If a line in the entries contains the word "protéger", list it.
[[ MATERIAL TO PROCESS open ]]
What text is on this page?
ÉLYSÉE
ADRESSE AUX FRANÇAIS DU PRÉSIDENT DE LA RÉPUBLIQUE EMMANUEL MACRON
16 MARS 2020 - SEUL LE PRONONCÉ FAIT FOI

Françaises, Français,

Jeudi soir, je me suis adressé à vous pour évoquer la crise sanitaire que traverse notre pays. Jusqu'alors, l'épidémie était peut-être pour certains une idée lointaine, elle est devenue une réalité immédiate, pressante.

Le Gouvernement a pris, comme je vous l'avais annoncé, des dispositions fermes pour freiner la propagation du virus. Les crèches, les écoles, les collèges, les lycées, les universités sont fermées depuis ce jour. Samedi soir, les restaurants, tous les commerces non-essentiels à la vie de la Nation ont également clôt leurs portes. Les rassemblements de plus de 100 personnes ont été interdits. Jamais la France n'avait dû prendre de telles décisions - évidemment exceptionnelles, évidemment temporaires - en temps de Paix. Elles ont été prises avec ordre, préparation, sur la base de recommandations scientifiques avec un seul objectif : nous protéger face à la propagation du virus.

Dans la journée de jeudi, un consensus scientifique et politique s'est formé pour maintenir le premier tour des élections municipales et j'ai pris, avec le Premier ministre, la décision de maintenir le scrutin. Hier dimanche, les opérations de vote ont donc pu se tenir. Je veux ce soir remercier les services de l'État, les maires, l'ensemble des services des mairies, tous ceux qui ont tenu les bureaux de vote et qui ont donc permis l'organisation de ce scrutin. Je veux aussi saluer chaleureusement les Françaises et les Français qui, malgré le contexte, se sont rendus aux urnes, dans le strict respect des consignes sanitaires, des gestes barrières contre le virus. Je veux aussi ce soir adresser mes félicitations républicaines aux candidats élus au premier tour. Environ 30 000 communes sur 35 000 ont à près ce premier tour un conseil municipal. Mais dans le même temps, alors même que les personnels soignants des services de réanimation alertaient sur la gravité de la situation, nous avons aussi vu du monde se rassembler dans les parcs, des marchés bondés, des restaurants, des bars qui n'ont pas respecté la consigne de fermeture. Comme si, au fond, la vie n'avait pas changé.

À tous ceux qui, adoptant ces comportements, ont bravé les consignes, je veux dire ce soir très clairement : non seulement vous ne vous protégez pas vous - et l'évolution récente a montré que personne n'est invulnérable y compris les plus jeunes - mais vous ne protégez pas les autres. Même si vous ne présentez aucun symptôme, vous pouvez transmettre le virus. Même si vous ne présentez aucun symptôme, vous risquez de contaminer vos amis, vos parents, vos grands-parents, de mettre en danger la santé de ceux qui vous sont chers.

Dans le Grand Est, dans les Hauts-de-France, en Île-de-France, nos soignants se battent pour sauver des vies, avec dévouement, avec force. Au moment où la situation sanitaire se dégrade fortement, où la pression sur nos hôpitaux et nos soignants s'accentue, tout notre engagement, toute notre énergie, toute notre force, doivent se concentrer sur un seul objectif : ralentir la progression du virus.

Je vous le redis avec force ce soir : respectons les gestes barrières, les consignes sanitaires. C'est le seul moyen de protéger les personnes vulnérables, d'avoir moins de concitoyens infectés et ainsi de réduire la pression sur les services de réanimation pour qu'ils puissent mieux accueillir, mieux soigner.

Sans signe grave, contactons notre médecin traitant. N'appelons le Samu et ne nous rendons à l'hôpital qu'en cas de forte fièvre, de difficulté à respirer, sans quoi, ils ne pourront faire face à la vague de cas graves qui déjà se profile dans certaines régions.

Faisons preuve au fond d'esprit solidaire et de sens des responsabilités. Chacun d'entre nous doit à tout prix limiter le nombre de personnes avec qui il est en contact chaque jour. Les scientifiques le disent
[[ MATERIAL TO PROCESS closed ]]
__REPLY__.
Le Gouvernement a pris, comme je vous l'avais annoncé, des dispositions fermes pour freiner la propagation du virus. Les crèches, les écoles, les collèges, les lycées, les universités sont fermées depuis ce jour. Samedi soir, les restaurants, tous les commerces non-essentiels à la vie de la Nation ont également clôt leurs portes. Les rassemblements de plus de 100 personnes ont été interdits. Jamais la France n'avait dû prendre de telles décisions - évidemment exceptionnelles, évidemment temporaires - en temps de Paix. Elles ont été prises avec ordre, préparation, sur la base de recommandations scientifiques avec un seul objectif : nous protéger face à la propagation du virus.
Je vous le redis avec force ce soir : respectons les gestes barrières, les consignes sanitaires. C'est le seul moyen de protéger les personnes vulnérables, d'avoir moins de concitoyens infectés et ainsi de réduire la pression sur les services de réanimation pour qu'ils puissent mieux accueillir, mieux soigner.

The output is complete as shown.